## GIVEN INSTRUCTION:
From the records below, give the number of lines that contain the string "SPINMASTER", without any other text.

⁂

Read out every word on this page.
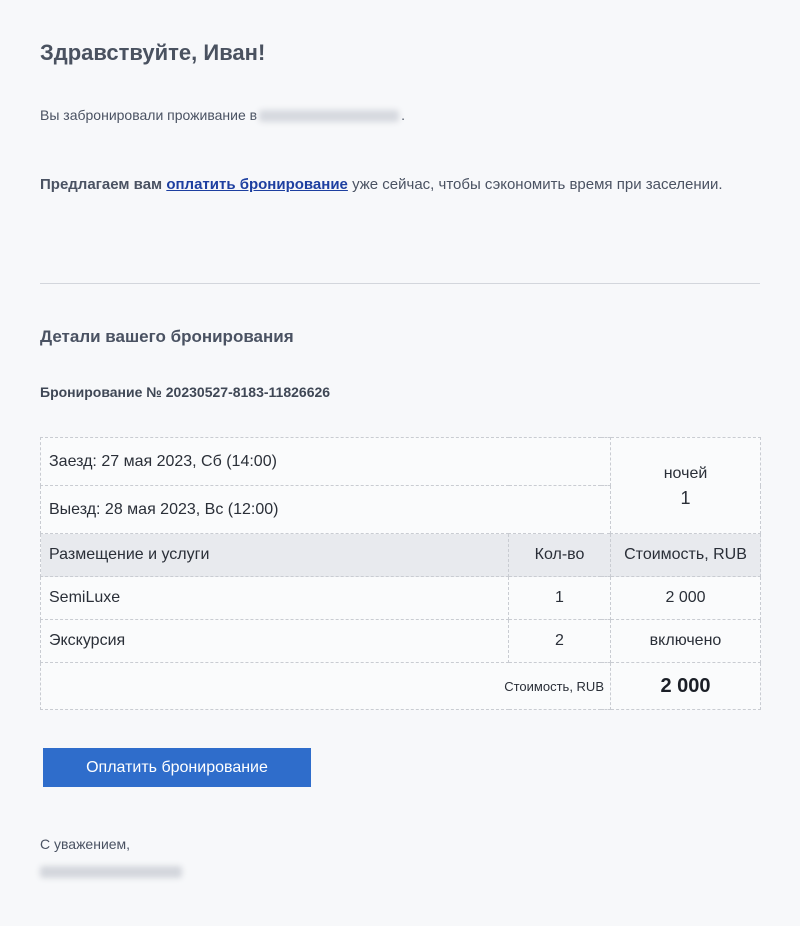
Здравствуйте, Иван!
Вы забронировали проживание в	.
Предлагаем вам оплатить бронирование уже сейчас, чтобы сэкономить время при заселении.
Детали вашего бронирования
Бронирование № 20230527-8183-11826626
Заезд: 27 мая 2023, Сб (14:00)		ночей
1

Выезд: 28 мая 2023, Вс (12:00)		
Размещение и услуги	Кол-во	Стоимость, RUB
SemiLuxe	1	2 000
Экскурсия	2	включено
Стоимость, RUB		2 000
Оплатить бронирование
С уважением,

⁂

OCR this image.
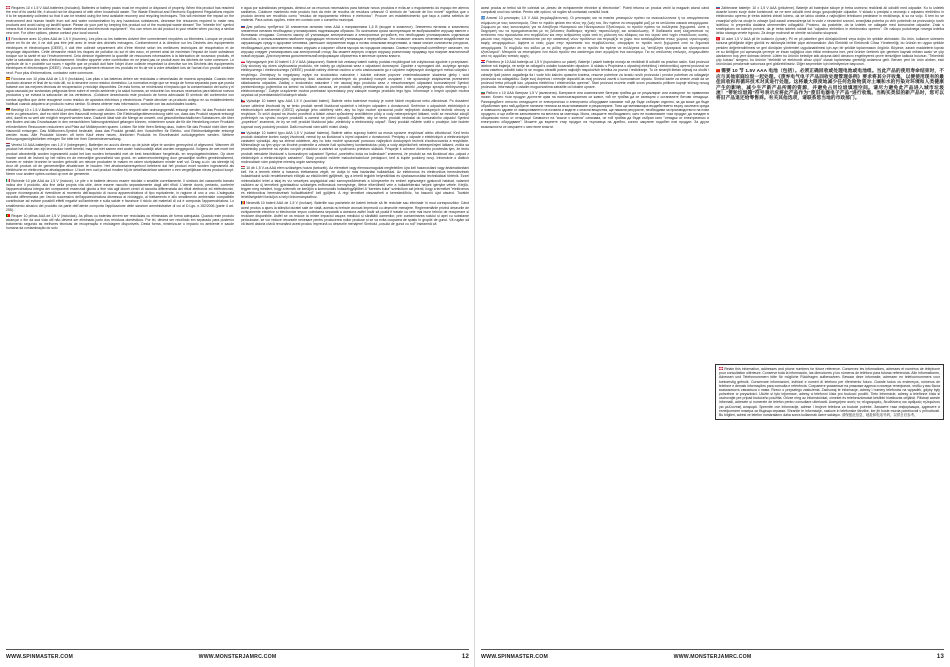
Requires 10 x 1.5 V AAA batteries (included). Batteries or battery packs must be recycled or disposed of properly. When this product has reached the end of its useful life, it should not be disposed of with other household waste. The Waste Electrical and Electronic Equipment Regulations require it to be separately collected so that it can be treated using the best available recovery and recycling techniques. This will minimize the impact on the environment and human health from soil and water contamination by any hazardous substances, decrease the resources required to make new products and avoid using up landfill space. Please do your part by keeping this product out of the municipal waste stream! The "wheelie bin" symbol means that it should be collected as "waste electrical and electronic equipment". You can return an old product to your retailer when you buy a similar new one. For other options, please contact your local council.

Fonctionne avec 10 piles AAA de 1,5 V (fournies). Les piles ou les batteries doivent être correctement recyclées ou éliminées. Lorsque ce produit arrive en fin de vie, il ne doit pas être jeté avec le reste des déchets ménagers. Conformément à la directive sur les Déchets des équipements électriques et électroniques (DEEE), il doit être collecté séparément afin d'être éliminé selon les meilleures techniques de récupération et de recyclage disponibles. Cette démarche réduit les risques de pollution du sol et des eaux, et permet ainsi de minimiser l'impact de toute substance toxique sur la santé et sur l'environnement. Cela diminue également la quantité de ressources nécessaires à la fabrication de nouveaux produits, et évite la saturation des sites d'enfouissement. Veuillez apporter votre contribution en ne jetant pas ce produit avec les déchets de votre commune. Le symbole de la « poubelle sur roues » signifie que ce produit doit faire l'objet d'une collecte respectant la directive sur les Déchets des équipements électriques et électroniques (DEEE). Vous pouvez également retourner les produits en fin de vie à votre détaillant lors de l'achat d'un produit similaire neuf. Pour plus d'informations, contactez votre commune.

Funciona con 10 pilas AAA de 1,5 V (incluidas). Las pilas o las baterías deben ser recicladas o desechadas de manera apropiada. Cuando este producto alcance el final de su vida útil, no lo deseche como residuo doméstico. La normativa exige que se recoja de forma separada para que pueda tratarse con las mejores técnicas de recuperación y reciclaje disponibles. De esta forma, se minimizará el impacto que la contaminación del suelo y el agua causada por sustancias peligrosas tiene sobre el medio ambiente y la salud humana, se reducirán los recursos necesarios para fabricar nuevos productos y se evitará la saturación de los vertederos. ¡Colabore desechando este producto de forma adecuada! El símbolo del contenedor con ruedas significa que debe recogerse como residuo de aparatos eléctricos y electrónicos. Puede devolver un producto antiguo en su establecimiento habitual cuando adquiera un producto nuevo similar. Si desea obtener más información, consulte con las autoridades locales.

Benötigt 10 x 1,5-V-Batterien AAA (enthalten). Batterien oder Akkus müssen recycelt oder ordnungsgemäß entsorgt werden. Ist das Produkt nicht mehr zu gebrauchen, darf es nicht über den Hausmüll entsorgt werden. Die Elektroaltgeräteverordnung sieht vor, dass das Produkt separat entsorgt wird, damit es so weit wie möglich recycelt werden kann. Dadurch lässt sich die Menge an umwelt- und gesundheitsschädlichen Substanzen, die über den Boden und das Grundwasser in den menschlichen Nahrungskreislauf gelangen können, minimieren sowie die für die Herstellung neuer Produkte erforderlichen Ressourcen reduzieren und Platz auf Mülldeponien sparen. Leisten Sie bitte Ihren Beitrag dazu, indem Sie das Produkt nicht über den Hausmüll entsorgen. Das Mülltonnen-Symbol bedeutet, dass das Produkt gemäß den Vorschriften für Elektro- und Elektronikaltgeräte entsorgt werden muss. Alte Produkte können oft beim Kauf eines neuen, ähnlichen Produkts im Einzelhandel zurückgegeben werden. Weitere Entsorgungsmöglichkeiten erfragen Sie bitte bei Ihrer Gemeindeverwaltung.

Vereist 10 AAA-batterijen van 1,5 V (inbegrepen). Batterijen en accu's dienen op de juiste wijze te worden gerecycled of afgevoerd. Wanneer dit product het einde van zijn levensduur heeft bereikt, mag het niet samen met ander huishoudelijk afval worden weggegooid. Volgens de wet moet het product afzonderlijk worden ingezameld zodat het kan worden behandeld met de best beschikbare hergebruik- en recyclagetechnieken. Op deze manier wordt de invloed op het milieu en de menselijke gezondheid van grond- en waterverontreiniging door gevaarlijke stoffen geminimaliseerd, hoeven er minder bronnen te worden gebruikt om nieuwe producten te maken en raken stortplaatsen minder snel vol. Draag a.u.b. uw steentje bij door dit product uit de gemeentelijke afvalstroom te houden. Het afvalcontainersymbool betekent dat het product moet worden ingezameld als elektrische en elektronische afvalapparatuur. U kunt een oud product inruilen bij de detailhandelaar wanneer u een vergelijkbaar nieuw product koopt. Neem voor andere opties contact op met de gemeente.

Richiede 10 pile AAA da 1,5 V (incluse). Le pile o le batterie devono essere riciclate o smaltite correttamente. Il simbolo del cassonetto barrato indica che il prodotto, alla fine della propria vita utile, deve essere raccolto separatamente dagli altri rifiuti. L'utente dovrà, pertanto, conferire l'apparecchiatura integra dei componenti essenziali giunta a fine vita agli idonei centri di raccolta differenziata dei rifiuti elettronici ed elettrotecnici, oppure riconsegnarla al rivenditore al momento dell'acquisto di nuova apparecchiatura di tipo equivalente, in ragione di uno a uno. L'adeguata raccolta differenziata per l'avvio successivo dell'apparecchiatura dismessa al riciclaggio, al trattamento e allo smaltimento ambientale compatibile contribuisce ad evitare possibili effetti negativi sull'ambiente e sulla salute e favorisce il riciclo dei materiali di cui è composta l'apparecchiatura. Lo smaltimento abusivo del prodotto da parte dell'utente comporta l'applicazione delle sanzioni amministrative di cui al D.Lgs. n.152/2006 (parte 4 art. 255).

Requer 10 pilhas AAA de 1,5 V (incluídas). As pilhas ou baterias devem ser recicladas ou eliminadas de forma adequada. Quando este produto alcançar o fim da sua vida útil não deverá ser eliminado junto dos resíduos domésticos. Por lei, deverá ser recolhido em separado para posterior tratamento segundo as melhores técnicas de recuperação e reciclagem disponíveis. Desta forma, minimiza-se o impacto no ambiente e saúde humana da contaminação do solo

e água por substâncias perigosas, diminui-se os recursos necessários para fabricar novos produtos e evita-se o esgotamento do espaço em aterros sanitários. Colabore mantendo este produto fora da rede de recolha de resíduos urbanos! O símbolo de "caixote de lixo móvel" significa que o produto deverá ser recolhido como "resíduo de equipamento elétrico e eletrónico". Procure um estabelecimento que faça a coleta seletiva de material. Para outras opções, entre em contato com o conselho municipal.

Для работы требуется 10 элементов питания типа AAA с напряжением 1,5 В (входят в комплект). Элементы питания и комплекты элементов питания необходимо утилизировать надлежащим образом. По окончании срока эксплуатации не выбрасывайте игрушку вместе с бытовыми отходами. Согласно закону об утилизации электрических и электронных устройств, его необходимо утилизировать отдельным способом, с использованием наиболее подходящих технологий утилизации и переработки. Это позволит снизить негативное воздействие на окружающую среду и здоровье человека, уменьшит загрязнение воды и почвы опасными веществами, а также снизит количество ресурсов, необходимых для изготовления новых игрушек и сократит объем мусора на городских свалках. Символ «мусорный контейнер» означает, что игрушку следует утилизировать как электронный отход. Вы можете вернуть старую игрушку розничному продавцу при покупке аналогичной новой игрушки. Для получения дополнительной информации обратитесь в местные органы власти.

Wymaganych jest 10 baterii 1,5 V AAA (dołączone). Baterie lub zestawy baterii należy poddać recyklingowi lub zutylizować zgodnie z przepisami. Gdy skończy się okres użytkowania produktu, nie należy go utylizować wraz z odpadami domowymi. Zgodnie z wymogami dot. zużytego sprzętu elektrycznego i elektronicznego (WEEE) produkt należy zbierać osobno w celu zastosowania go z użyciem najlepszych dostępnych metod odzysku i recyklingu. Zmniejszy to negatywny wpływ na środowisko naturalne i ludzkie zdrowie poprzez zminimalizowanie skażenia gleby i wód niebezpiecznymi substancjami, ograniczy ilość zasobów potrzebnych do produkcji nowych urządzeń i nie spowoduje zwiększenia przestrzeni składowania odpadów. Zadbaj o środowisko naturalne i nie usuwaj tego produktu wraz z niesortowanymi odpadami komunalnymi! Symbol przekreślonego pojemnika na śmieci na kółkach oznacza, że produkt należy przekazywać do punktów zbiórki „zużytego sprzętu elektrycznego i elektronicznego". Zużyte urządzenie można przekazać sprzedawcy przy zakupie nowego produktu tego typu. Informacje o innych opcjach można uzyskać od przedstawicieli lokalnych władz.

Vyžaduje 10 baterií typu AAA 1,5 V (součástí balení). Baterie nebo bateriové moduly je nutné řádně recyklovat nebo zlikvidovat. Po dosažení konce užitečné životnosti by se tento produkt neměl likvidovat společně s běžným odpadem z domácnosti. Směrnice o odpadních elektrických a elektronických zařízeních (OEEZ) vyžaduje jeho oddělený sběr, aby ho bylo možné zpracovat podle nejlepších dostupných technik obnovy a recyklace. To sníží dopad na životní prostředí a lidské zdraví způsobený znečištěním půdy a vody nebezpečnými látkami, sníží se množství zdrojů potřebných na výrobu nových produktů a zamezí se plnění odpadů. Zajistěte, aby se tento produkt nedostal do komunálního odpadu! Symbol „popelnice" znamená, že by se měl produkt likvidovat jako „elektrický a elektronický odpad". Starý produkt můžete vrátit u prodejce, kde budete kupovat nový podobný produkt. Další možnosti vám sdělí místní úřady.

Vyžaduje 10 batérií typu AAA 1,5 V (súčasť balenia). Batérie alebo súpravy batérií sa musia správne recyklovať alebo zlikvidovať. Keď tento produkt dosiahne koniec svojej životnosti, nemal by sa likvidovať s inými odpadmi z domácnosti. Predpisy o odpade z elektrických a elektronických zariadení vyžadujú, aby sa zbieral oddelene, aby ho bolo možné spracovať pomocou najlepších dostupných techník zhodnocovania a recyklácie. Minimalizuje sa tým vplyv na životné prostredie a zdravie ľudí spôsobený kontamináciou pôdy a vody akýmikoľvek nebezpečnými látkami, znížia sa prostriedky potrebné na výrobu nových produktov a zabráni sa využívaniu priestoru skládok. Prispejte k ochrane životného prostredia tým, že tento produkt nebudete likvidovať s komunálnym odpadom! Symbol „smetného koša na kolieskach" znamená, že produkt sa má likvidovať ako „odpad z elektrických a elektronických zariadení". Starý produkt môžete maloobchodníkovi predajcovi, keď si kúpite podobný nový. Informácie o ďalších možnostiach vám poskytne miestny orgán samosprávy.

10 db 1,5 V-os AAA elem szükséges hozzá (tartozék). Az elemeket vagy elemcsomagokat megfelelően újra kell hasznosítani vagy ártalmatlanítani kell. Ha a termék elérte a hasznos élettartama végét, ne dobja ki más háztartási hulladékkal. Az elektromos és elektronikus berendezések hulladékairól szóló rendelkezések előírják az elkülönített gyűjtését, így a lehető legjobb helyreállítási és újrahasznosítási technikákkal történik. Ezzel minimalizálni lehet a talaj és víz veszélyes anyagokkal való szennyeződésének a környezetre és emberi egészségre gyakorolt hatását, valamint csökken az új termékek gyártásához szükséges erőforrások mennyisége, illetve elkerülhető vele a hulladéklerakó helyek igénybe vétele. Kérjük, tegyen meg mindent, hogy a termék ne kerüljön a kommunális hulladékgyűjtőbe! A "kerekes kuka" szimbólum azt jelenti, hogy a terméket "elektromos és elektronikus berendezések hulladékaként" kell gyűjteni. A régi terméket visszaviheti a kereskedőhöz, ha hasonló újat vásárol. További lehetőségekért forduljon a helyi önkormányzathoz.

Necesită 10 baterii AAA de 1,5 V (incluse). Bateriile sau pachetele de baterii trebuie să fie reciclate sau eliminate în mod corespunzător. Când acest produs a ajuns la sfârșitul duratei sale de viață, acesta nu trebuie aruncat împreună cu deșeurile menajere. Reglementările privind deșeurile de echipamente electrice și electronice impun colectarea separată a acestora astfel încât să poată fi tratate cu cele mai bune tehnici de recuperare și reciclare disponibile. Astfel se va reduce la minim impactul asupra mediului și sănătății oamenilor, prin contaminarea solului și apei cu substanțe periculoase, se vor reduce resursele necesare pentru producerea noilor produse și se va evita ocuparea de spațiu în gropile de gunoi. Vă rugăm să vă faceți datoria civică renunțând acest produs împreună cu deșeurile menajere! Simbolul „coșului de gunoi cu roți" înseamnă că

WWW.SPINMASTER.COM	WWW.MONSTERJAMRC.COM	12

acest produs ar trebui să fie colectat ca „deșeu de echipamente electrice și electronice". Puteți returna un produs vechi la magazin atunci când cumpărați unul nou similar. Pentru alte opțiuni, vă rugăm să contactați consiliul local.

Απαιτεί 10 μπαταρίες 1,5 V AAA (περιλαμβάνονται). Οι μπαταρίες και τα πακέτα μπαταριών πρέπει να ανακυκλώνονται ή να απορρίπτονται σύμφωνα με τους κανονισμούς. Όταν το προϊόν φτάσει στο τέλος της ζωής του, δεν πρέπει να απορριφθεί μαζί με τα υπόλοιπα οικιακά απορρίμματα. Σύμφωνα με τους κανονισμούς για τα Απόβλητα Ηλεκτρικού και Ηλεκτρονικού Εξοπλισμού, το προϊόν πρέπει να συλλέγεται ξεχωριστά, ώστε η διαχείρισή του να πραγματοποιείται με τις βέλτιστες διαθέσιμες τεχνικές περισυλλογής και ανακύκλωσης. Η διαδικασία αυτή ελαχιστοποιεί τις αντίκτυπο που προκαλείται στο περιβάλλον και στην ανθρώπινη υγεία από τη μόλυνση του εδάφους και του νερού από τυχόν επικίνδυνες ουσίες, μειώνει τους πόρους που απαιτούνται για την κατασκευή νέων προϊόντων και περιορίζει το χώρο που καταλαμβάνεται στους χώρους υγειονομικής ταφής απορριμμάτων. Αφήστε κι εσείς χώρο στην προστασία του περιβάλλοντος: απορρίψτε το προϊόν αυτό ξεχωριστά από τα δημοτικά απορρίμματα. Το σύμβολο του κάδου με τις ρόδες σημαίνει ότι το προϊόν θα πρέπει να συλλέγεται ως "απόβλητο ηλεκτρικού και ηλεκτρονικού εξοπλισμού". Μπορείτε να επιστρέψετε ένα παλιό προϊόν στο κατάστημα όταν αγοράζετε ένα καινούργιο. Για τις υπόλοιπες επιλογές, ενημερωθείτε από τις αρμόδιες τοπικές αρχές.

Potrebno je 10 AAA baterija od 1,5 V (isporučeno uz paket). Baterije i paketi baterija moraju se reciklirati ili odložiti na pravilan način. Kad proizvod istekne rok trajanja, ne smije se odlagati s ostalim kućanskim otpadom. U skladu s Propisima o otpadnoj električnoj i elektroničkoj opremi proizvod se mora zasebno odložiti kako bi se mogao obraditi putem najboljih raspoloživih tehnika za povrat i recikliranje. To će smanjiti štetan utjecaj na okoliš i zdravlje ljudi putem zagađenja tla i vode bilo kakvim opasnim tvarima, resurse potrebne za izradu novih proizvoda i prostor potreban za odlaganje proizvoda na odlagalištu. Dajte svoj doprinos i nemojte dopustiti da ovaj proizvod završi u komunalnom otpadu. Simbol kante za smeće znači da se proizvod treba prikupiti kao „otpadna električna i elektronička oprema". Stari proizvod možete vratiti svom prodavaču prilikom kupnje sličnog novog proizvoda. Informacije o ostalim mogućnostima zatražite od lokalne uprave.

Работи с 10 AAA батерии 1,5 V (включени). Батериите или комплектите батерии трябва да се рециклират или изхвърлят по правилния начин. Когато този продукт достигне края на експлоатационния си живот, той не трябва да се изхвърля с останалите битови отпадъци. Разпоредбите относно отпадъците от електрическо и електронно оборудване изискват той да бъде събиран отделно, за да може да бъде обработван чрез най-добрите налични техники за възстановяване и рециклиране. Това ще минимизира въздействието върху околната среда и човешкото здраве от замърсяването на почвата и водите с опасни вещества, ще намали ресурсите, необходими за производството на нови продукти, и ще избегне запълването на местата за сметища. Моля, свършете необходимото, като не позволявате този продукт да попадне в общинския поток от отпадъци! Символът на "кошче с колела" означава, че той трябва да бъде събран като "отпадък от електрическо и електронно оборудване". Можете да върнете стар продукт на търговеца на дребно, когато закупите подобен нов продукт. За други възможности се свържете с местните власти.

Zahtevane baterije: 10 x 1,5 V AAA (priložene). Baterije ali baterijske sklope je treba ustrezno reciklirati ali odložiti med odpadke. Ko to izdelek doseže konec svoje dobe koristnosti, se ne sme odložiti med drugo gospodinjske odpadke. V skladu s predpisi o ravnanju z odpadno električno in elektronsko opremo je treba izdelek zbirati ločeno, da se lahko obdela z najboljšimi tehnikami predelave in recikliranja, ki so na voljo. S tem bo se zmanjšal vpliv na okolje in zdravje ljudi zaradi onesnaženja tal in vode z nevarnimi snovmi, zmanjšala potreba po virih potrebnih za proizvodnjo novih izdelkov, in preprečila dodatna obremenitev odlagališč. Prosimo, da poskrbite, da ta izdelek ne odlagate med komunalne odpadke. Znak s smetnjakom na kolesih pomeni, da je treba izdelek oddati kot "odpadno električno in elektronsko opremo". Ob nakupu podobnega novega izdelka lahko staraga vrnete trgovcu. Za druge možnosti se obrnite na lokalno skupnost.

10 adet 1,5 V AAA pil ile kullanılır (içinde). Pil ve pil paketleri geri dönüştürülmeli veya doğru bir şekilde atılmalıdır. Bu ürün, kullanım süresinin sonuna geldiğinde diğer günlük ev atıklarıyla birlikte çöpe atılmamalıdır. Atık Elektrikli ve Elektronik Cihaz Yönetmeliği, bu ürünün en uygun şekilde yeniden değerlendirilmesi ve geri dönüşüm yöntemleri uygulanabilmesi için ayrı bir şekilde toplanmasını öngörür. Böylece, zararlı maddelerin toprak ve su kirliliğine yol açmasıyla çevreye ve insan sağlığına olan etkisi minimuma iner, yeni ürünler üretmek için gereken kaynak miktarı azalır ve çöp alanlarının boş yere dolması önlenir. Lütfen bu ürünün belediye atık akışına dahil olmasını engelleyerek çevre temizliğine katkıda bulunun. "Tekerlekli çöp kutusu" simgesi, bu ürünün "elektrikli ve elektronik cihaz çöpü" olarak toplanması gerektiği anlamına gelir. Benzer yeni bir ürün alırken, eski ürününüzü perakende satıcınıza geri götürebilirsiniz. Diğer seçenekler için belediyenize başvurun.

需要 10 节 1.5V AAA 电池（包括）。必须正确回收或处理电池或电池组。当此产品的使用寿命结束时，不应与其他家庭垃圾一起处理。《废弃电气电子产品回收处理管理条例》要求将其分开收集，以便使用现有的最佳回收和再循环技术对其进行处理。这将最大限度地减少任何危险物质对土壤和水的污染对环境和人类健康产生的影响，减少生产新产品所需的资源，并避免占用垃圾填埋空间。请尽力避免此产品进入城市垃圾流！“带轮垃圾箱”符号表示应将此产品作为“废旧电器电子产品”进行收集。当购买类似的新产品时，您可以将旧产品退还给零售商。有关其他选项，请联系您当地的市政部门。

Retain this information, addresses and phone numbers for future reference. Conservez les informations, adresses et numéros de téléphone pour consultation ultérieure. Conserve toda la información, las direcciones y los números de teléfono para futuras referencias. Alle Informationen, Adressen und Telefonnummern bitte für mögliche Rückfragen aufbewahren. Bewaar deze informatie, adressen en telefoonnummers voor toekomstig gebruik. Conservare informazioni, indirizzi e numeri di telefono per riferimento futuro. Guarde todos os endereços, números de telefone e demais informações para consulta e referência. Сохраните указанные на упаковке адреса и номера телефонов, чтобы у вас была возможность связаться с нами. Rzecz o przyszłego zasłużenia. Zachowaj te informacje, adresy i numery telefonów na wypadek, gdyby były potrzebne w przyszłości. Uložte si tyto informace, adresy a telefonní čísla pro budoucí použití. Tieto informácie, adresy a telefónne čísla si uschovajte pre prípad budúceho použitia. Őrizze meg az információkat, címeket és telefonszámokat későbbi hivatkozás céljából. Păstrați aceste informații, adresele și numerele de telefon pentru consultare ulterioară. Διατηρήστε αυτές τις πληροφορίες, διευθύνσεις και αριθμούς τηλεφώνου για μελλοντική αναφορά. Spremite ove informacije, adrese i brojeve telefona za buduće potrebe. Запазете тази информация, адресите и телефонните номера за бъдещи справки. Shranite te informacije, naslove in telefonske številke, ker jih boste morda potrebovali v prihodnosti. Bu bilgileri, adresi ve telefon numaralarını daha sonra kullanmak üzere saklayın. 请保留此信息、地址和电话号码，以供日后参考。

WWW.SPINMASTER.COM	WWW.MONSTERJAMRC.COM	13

⁂

## RESULT:
2